» **Short problem**
Pull out every line in the data that has the string "JSON" in it.

» **Given data**
-- begin --

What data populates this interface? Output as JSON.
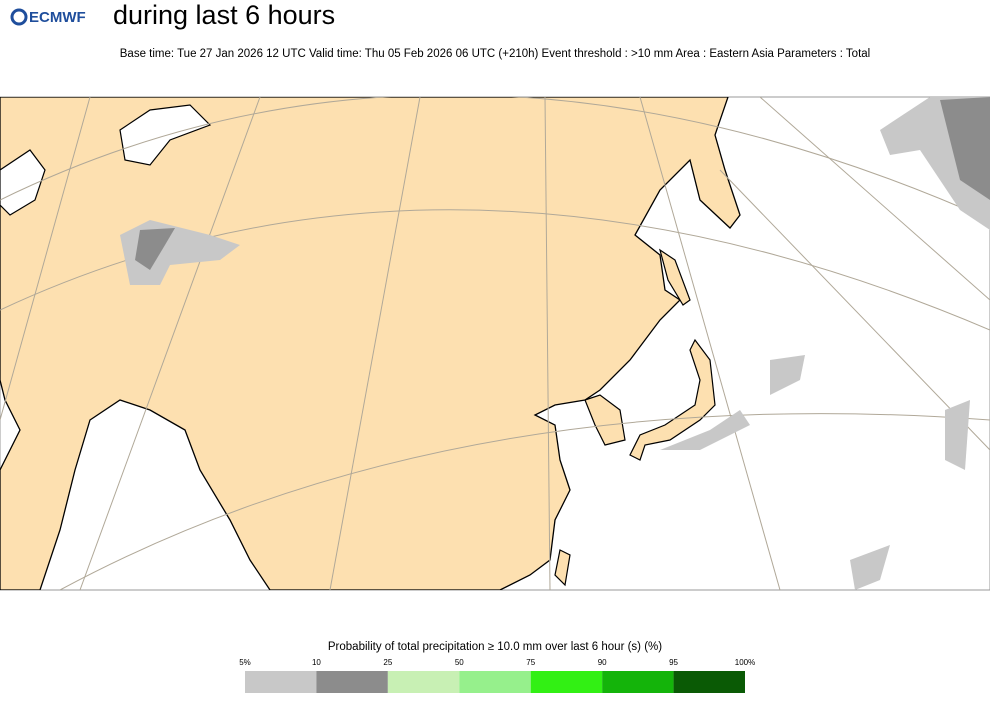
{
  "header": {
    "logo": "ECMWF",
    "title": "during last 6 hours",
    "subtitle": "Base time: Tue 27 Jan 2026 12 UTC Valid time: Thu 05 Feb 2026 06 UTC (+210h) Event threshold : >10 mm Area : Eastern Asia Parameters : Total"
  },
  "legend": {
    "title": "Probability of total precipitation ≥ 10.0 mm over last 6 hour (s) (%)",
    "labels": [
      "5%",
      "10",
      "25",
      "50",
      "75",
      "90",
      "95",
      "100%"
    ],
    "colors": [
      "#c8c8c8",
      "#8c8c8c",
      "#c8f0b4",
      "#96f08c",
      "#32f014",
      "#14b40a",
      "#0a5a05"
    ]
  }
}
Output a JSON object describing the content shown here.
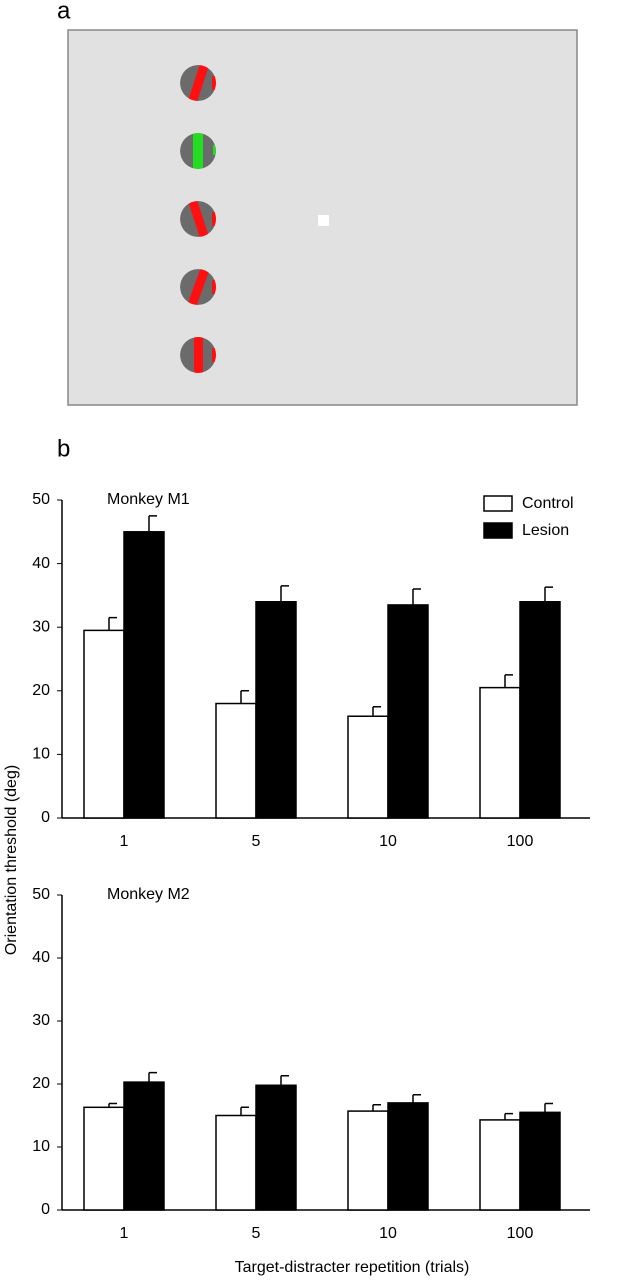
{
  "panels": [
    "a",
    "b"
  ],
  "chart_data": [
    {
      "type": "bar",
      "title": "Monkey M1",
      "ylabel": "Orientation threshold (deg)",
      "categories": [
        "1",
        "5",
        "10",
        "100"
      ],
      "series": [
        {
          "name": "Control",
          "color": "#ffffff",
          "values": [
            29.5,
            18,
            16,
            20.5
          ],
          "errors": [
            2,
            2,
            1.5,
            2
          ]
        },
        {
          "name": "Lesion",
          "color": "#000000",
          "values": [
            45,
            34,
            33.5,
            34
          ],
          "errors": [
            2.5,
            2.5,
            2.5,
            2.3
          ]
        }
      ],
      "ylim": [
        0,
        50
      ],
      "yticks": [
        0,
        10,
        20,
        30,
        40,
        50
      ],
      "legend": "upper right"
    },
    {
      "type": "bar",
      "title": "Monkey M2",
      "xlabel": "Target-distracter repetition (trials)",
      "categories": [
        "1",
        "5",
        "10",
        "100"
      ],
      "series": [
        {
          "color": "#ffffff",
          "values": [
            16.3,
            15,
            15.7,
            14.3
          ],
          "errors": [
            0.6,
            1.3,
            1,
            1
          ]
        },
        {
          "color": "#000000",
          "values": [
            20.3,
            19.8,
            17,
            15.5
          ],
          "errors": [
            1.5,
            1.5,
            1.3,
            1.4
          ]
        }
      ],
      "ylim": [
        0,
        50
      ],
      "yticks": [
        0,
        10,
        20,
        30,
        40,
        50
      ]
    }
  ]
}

-- end --

» **Worked solution**
What data populates this interface? Output as JSON.
Output a JSON object describing the content shown here.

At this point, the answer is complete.